(RAW RECORDS)
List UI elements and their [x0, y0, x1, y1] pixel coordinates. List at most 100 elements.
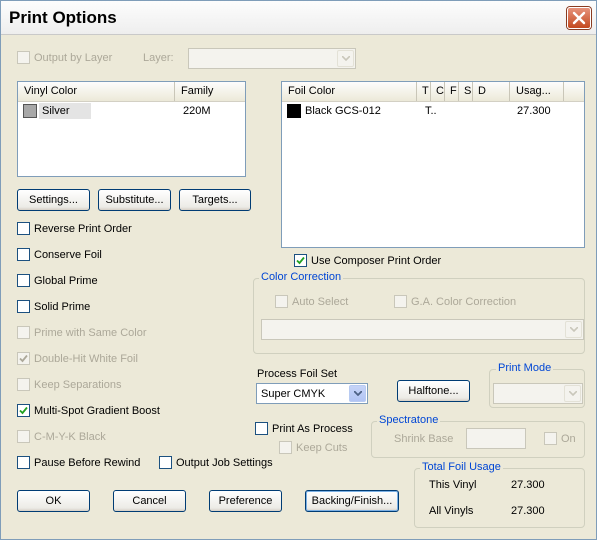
- preference-button[interactable]: Preference: [209, 490, 282, 512]
- checkbox-box: [17, 274, 30, 287]
- checkbox-box: [17, 378, 30, 391]
- column-header-d[interactable]: D: [473, 82, 510, 101]
- checkmark-icon: [296, 256, 305, 265]
- foil-usage: 27.300: [517, 105, 551, 117]
- foil-type: T..: [425, 105, 437, 117]
- checkbox-box: [279, 441, 292, 454]
- chevron-down-icon: [564, 385, 581, 402]
- targets-button[interactable]: Targets...: [179, 189, 251, 211]
- print-mode-title: Print Mode: [496, 362, 554, 374]
- ok-button[interactable]: OK: [17, 490, 90, 512]
- layer-dropdown[interactable]: [188, 48, 356, 69]
- reverse-print-order-checkbox[interactable]: Reverse Print Order: [17, 222, 132, 235]
- multi-spot-gradient-boost-label: Multi-Spot Gradient Boost: [34, 404, 160, 417]
- keep-separations-checkbox[interactable]: Keep Separations: [17, 378, 121, 391]
- all-vinyls-label: All Vinyls: [429, 505, 474, 517]
- this-vinyl-label: This Vinyl: [429, 479, 477, 491]
- chevron-down-icon: [565, 321, 582, 338]
- print-mode-dropdown[interactable]: [493, 383, 583, 404]
- cancel-button[interactable]: Cancel: [113, 490, 186, 512]
- spectratone-on-label: On: [561, 432, 576, 445]
- global-prime-checkbox[interactable]: Global Prime: [17, 274, 98, 287]
- total-foil-usage-title: Total Foil Usage: [420, 461, 503, 473]
- backing-finish-button[interactable]: Backing/Finish...: [305, 490, 399, 512]
- ga-color-correction-label: G.A. Color Correction: [411, 295, 517, 308]
- checkbox-box: [544, 432, 557, 445]
- multi-spot-gradient-boost-checkbox[interactable]: Multi-Spot Gradient Boost: [17, 404, 160, 417]
- settings-button[interactable]: Settings...: [17, 189, 90, 211]
- halftone-button[interactable]: Halftone...: [397, 380, 470, 402]
- auto-select-checkbox[interactable]: Auto Select: [275, 295, 348, 308]
- checkbox-box: [159, 456, 172, 469]
- double-hit-white-foil-label: Double-Hit White Foil: [34, 352, 138, 365]
- column-header-t[interactable]: T: [417, 82, 431, 101]
- use-composer-print-order-checkbox[interactable]: Use Composer Print Order: [294, 254, 441, 267]
- column-header-family[interactable]: Family: [175, 82, 245, 101]
- title-bar[interactable]: Print Options: [1, 1, 596, 35]
- checkbox-box: [17, 456, 30, 469]
- vinyl-table-header: Vinyl Color Family: [18, 82, 245, 102]
- solid-prime-checkbox[interactable]: Solid Prime: [17, 300, 90, 313]
- shrink-base-label: Shrink Base: [394, 433, 454, 445]
- checkbox-box: [17, 352, 30, 365]
- checkbox-box: [294, 254, 307, 267]
- cmyk-black-checkbox[interactable]: C-M-Y-K Black: [17, 430, 106, 443]
- cmyk-black-label: C-M-Y-K Black: [34, 430, 106, 443]
- all-vinyls-value: 27.300: [511, 505, 545, 517]
- use-composer-print-order-label: Use Composer Print Order: [311, 254, 442, 267]
- foil-color-name: Black GCS-012: [305, 105, 381, 117]
- column-header-foil-color[interactable]: Foil Color: [282, 82, 417, 101]
- table-row[interactable]: Silver 220M: [20, 103, 243, 120]
- keep-cuts-checkbox[interactable]: Keep Cuts: [279, 441, 347, 454]
- checkbox-box: [394, 295, 407, 308]
- checkmark-icon: [19, 354, 28, 363]
- process-foil-set-value: Super CMYK: [261, 387, 326, 400]
- checkbox-box: [275, 295, 288, 308]
- close-icon: [572, 11, 586, 25]
- spectratone-on-checkbox[interactable]: On: [544, 432, 576, 445]
- column-header-c[interactable]: C: [431, 82, 445, 101]
- print-as-process-checkbox[interactable]: Print As Process: [255, 422, 353, 435]
- color-correction-group: [253, 278, 585, 354]
- table-row[interactable]: Black GCS-012 T.. 27.300: [284, 103, 582, 120]
- vinyl-family: 220M: [183, 105, 211, 117]
- foil-color-table[interactable]: Foil Color T C F S D Usag... Black GCS-0…: [281, 81, 585, 248]
- layer-label: Layer:: [143, 52, 174, 64]
- pause-before-rewind-checkbox[interactable]: Pause Before Rewind: [17, 456, 140, 469]
- double-hit-white-foil-checkbox[interactable]: Double-Hit White Foil: [17, 352, 138, 365]
- foil-color-swatch: [287, 104, 301, 118]
- pause-before-rewind-label: Pause Before Rewind: [34, 456, 141, 469]
- this-vinyl-value: 27.300: [511, 479, 545, 491]
- ga-color-correction-checkbox[interactable]: G.A. Color Correction: [394, 295, 516, 308]
- conserve-foil-label: Conserve Foil: [34, 248, 102, 261]
- substitute-button[interactable]: Substitute...: [98, 189, 171, 211]
- prime-same-color-checkbox[interactable]: Prime with Same Color: [17, 326, 146, 339]
- close-button[interactable]: [567, 7, 591, 29]
- checkbox-box: [17, 248, 30, 261]
- print-options-dialog: Print Options Output by Layer Layer: Vin…: [0, 0, 597, 540]
- column-header-usage[interactable]: Usag...: [510, 82, 564, 101]
- reverse-print-order-label: Reverse Print Order: [34, 222, 132, 235]
- output-by-layer-label: Output by Layer: [34, 51, 113, 64]
- color-correction-title: Color Correction: [259, 271, 344, 283]
- color-correction-dropdown[interactable]: [261, 319, 584, 340]
- checkbox-box: [17, 51, 30, 64]
- checkbox-box: [17, 326, 30, 339]
- checkbox-box: [17, 404, 30, 417]
- spectratone-title: Spectratone: [377, 414, 441, 426]
- total-foil-usage-group: [414, 468, 585, 528]
- process-foil-set-dropdown[interactable]: Super CMYK: [256, 383, 368, 404]
- column-header-vinyl-color[interactable]: Vinyl Color: [18, 82, 175, 101]
- chevron-down-icon: [349, 385, 366, 402]
- checkbox-box: [17, 222, 30, 235]
- vinyl-color-table[interactable]: Vinyl Color Family Silver 220M: [17, 81, 246, 177]
- output-by-layer-checkbox[interactable]: Output by Layer: [17, 51, 112, 64]
- prime-same-color-label: Prime with Same Color: [34, 326, 147, 339]
- column-header-f[interactable]: F: [445, 82, 459, 101]
- conserve-foil-checkbox[interactable]: Conserve Foil: [17, 248, 102, 261]
- column-header-s[interactable]: S: [459, 82, 473, 101]
- checkbox-box: [17, 300, 30, 313]
- print-as-process-label: Print As Process: [272, 422, 353, 435]
- output-job-settings-checkbox[interactable]: Output Job Settings: [159, 456, 273, 469]
- shrink-base-input[interactable]: [466, 428, 526, 449]
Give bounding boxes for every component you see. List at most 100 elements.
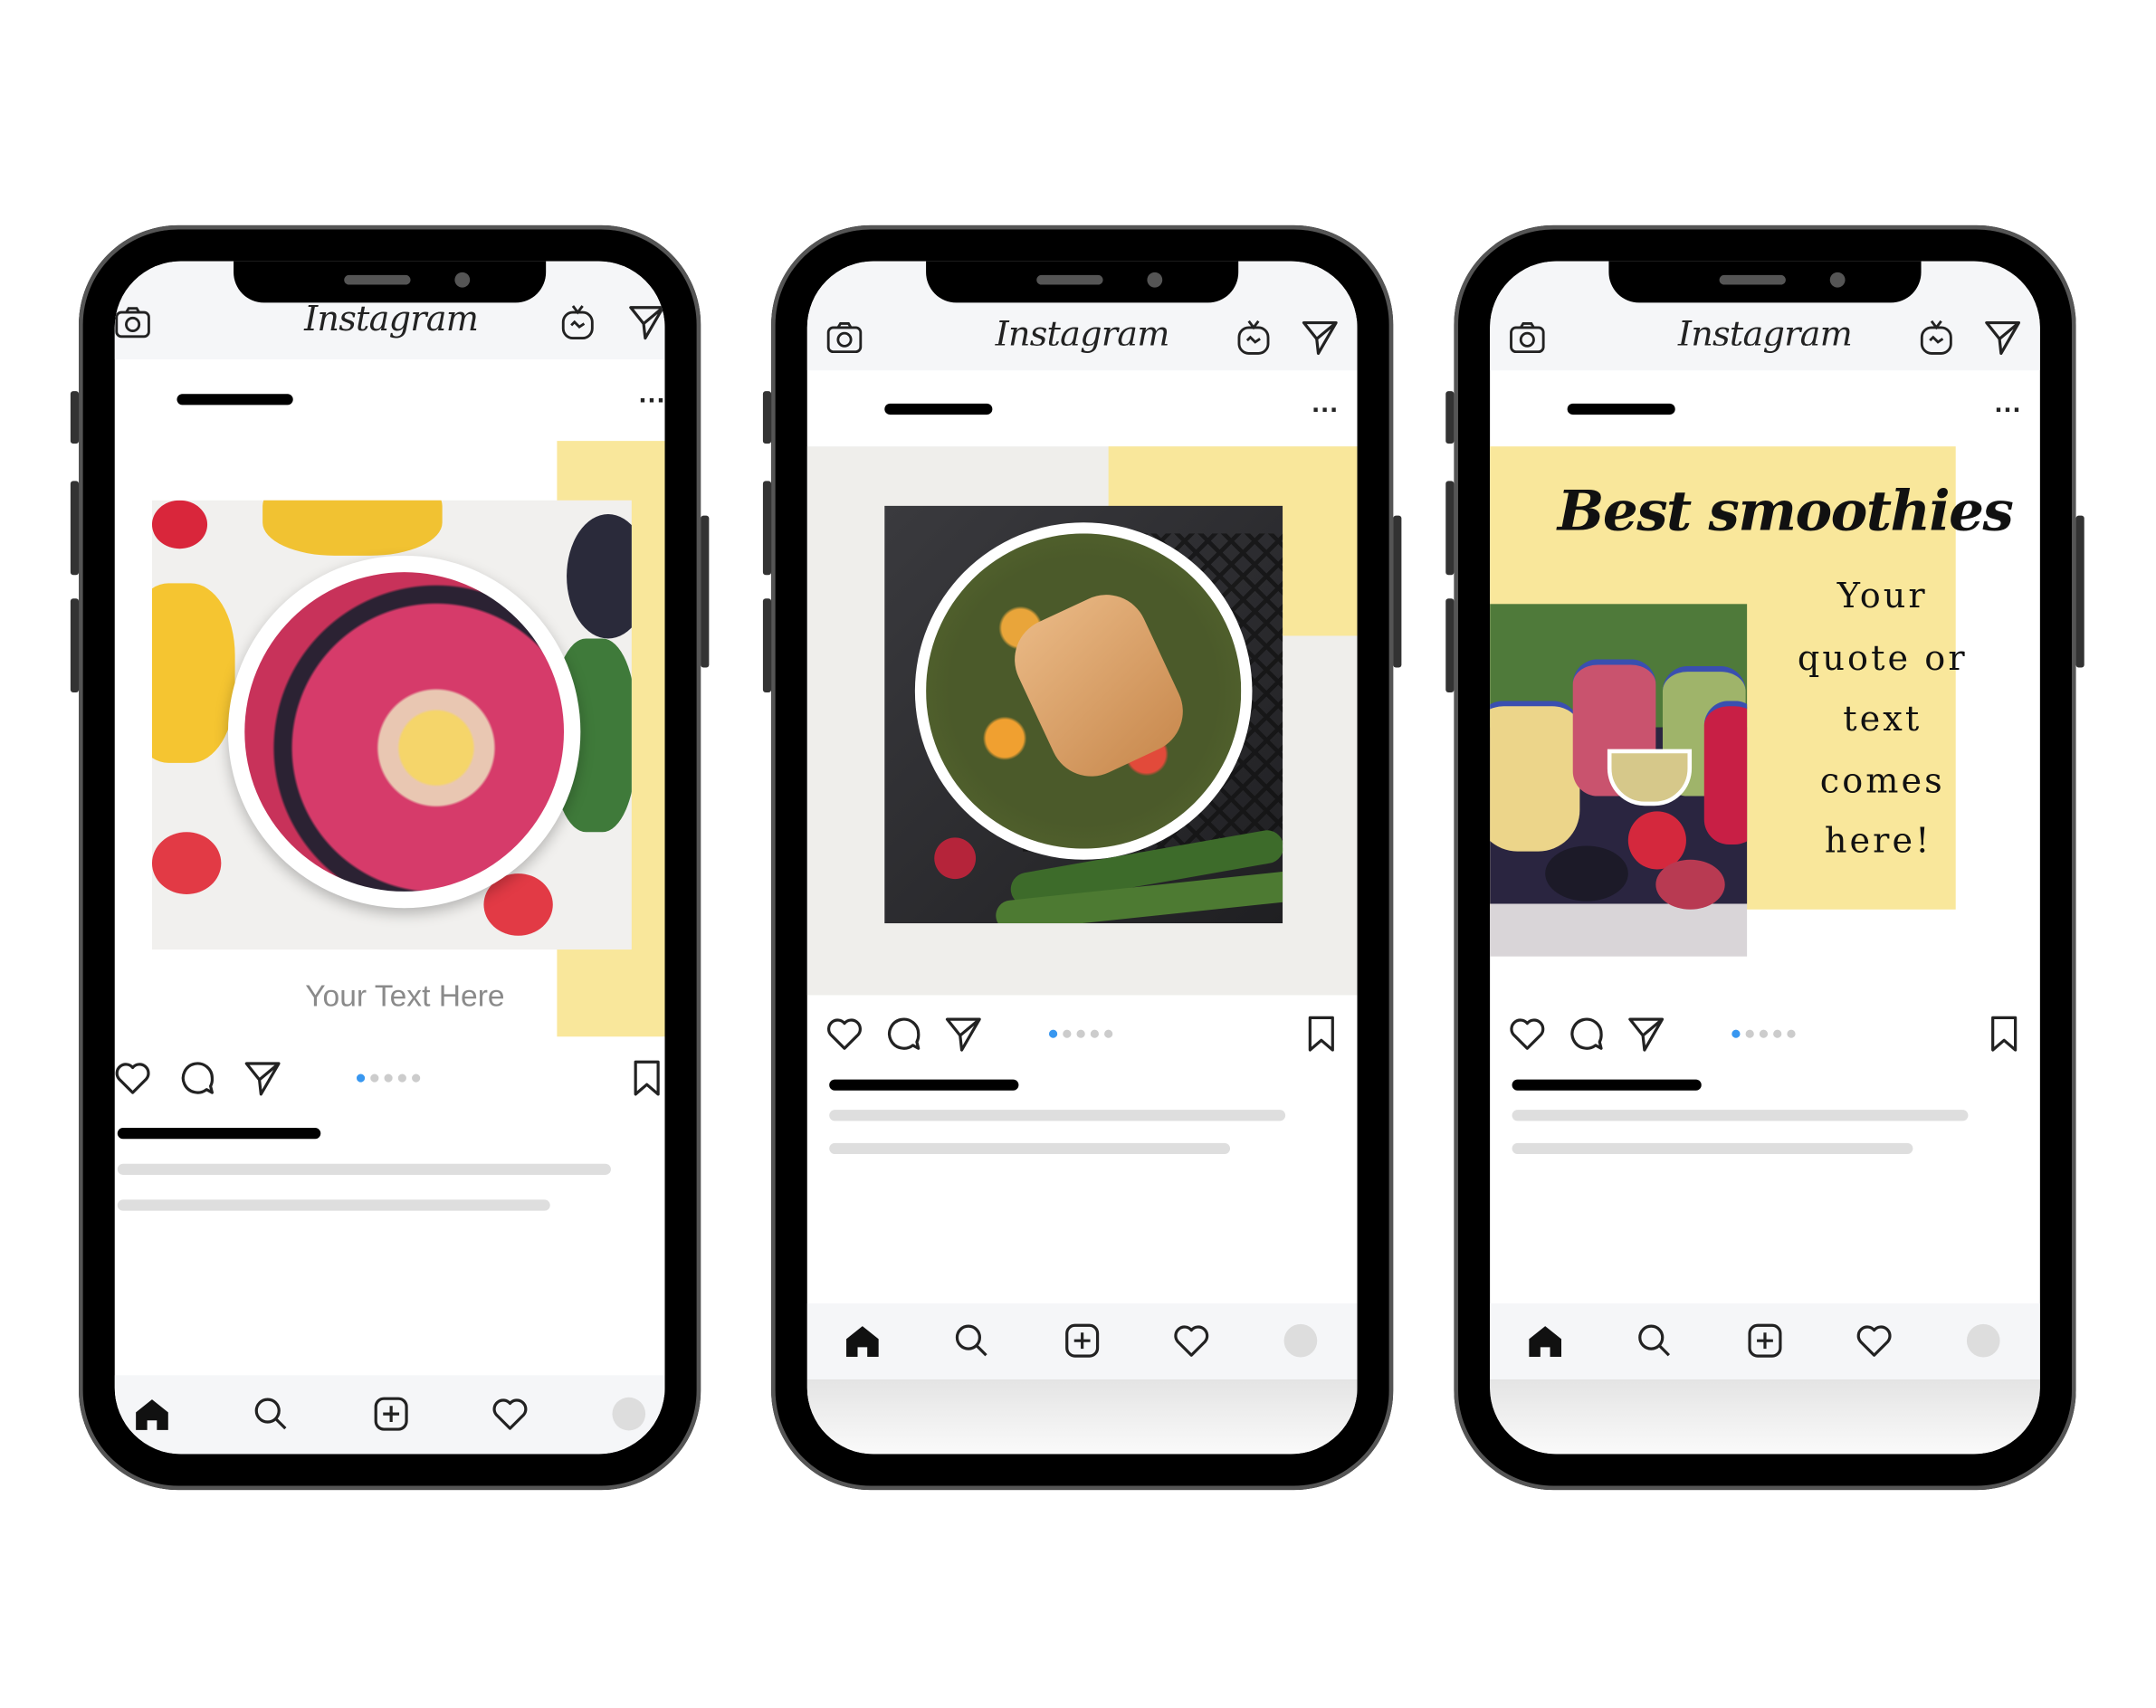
carousel-dot: [1745, 1029, 1754, 1038]
profile-avatar[interactable]: [1966, 1323, 2000, 1358]
search-icon[interactable]: [1635, 1322, 1674, 1360]
volume-down-button: [70, 598, 80, 693]
like-heart-icon[interactable]: [825, 1015, 864, 1054]
phone-mockup-2: Instagram ...: [762, 224, 1402, 1491]
username-placeholder[interactable]: [884, 403, 993, 415]
carousel-dot: [1773, 1029, 1782, 1038]
phone-mockup-1: Instagram ... Your Text Here: [70, 224, 710, 1491]
direct-message-icon[interactable]: [1983, 318, 2022, 357]
post-headline: Best smoothies: [1557, 479, 2014, 544]
caption-placeholder-line: [829, 1142, 1231, 1155]
username-placeholder[interactable]: [1567, 403, 1675, 415]
instagram-screen: Instagram ...: [806, 261, 1358, 1455]
caption-placeholder-line: [1512, 1142, 1913, 1155]
like-heart-icon[interactable]: [115, 1059, 152, 1098]
power-button: [701, 515, 710, 668]
app-title: Instagram: [304, 298, 479, 339]
share-paper-plane-icon[interactable]: [1627, 1015, 1665, 1054]
carousel-dot: [412, 1073, 421, 1083]
comment-icon[interactable]: [178, 1059, 217, 1098]
carousel-dot: [1076, 1029, 1085, 1038]
likes-placeholder: [829, 1079, 1019, 1091]
post-photo-smoothies[interactable]: [1490, 604, 1748, 957]
profile-avatar[interactable]: [1283, 1323, 1318, 1358]
mute-switch: [1445, 391, 1455, 444]
mute-switch: [762, 391, 772, 444]
camera-icon[interactable]: [115, 302, 152, 341]
bookmark-icon[interactable]: [627, 1059, 664, 1098]
caption-placeholder-line: [117, 1199, 550, 1211]
post-photo-fruit-bowl[interactable]: [151, 500, 632, 950]
plus-square-icon[interactable]: [1746, 1322, 1785, 1360]
instagram-screen: Instagram ... Your Text Here: [114, 261, 665, 1455]
mute-switch: [70, 391, 80, 444]
activity-heart-icon[interactable]: [1172, 1322, 1211, 1360]
volume-down-button: [1445, 598, 1455, 693]
carousel-dot: [370, 1073, 379, 1083]
igtv-icon[interactable]: [1917, 318, 1956, 357]
notch: [234, 261, 547, 303]
quote-line: text: [1843, 698, 1922, 739]
home-icon[interactable]: [133, 1395, 172, 1434]
speaker: [344, 274, 411, 285]
plus-square-icon[interactable]: [372, 1395, 411, 1434]
carousel-dot-active: [1048, 1029, 1058, 1038]
camera-icon[interactable]: [1508, 318, 1547, 357]
phone-mockup-3: Instagram ... Best smoothies Your quote …: [1445, 224, 2084, 1491]
carousel-dot: [1759, 1029, 1769, 1038]
home-icon[interactable]: [1526, 1322, 1565, 1360]
front-camera: [1829, 272, 1846, 288]
front-camera: [454, 272, 471, 288]
home-icon[interactable]: [843, 1322, 882, 1360]
carousel-dot: [1104, 1029, 1113, 1038]
more-options-button[interactable]: ...: [639, 378, 665, 410]
nav-shadow: [806, 1379, 1358, 1455]
carousel-indicator: [1731, 1029, 1796, 1038]
activity-heart-icon[interactable]: [1855, 1322, 1894, 1360]
share-paper-plane-icon[interactable]: [944, 1015, 983, 1054]
carousel-dot: [1090, 1029, 1099, 1038]
search-icon[interactable]: [952, 1322, 991, 1360]
notch: [1608, 261, 1922, 303]
carousel-dot-active: [1731, 1029, 1741, 1038]
activity-heart-icon[interactable]: [491, 1395, 529, 1434]
power-button: [1393, 515, 1402, 668]
igtv-icon[interactable]: [558, 302, 597, 341]
notch: [926, 261, 1239, 303]
speaker: [1036, 274, 1103, 285]
volume-up-button: [70, 481, 80, 576]
share-paper-plane-icon[interactable]: [243, 1059, 282, 1098]
more-options-button[interactable]: ...: [1312, 388, 1339, 420]
caption-placeholder-line: [117, 1163, 611, 1175]
likes-placeholder: [1512, 1079, 1702, 1091]
post-photo-salad-bowl[interactable]: [884, 505, 1283, 924]
carousel-dot: [1063, 1029, 1072, 1038]
speaker: [1719, 274, 1786, 285]
camera-icon[interactable]: [825, 318, 864, 357]
app-title: Instagram: [995, 313, 1170, 354]
comment-icon[interactable]: [884, 1015, 923, 1054]
volume-up-button: [1445, 481, 1455, 576]
caption-placeholder-line: [1512, 1110, 1969, 1121]
direct-message-icon[interactable]: [627, 302, 664, 341]
volume-down-button: [762, 598, 772, 693]
quote-line: quote or: [1797, 637, 1968, 678]
profile-avatar[interactable]: [612, 1397, 646, 1431]
bookmark-icon[interactable]: [1985, 1015, 2024, 1054]
username-placeholder[interactable]: [176, 394, 293, 406]
direct-message-icon[interactable]: [1301, 318, 1340, 357]
app-title: Instagram: [1677, 313, 1853, 354]
carousel-indicator: [356, 1073, 421, 1083]
carousel-dot-active: [356, 1073, 366, 1083]
carousel-indicator: [1048, 1029, 1113, 1038]
carousel-dot: [1787, 1029, 1796, 1038]
plus-square-icon[interactable]: [1063, 1322, 1102, 1360]
more-options-button[interactable]: ...: [1995, 388, 2022, 420]
likes-placeholder: [117, 1128, 321, 1140]
bookmark-icon[interactable]: [1302, 1015, 1340, 1054]
like-heart-icon[interactable]: [1508, 1015, 1547, 1054]
search-icon[interactable]: [252, 1395, 291, 1434]
comment-icon[interactable]: [1568, 1015, 1607, 1054]
igtv-icon[interactable]: [1235, 318, 1274, 357]
quote-line: Your: [1836, 575, 1928, 616]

(REQUIREMENTS) Reproduce verbatim the data lines above, from the line containing "490, 282, 512]" through the line containing "- settings-button[interactable]: Settings...: [17, 189, 90, 211]", with both of those lines included.

(IN RESPONSE)
- preference-button[interactable]: Preference: [209, 490, 282, 512]
- checkbox-box: [17, 274, 30, 287]
- checkbox-box: [17, 378, 30, 391]
- column-header-d[interactable]: D: [473, 82, 510, 101]
- checkmark-icon: [296, 256, 305, 265]
- foil-usage: 27.300: [517, 105, 551, 117]
- foil-type: T..: [425, 105, 437, 117]
- checkbox-box: [279, 441, 292, 454]
- chevron-down-icon: [564, 385, 581, 402]
- targets-button[interactable]: Targets...: [179, 189, 251, 211]
- print-mode-title: Print Mode: [496, 362, 554, 374]
- ok-button[interactable]: OK: [17, 490, 90, 512]
- layer-dropdown[interactable]: [188, 48, 356, 69]
- reverse-print-order-checkbox[interactable]: Reverse Print Order: [17, 222, 132, 235]
- multi-spot-gradient-boost-label: Multi-Spot Gradient Boost: [34, 404, 160, 417]
- keep-separations-checkbox[interactable]: Keep Separations: [17, 378, 121, 391]
- all-vinyls-label: All Vinyls: [429, 505, 474, 517]
- this-vinyl-label: This Vinyl: [429, 479, 477, 491]
- chevron-down-icon: [565, 321, 582, 338]
- print-mode-dropdown[interactable]: [493, 383, 583, 404]
- cancel-button[interactable]: Cancel: [113, 490, 186, 512]
- spectratone-on-label: On: [561, 432, 576, 445]
- global-prime-checkbox[interactable]: Global Prime: [17, 274, 98, 287]
- total-foil-usage-title: Total Foil Usage: [420, 461, 503, 473]
- backing-finish-button[interactable]: Backing/Finish...: [305, 490, 399, 512]
- ga-color-correction-label: G.A. Color Correction: [411, 295, 517, 308]
- checkbox-box: [544, 432, 557, 445]
- multi-spot-gradient-boost-checkbox[interactable]: Multi-Spot Gradient Boost: [17, 404, 160, 417]
- settings-button[interactable]: Settings...: [17, 189, 90, 211]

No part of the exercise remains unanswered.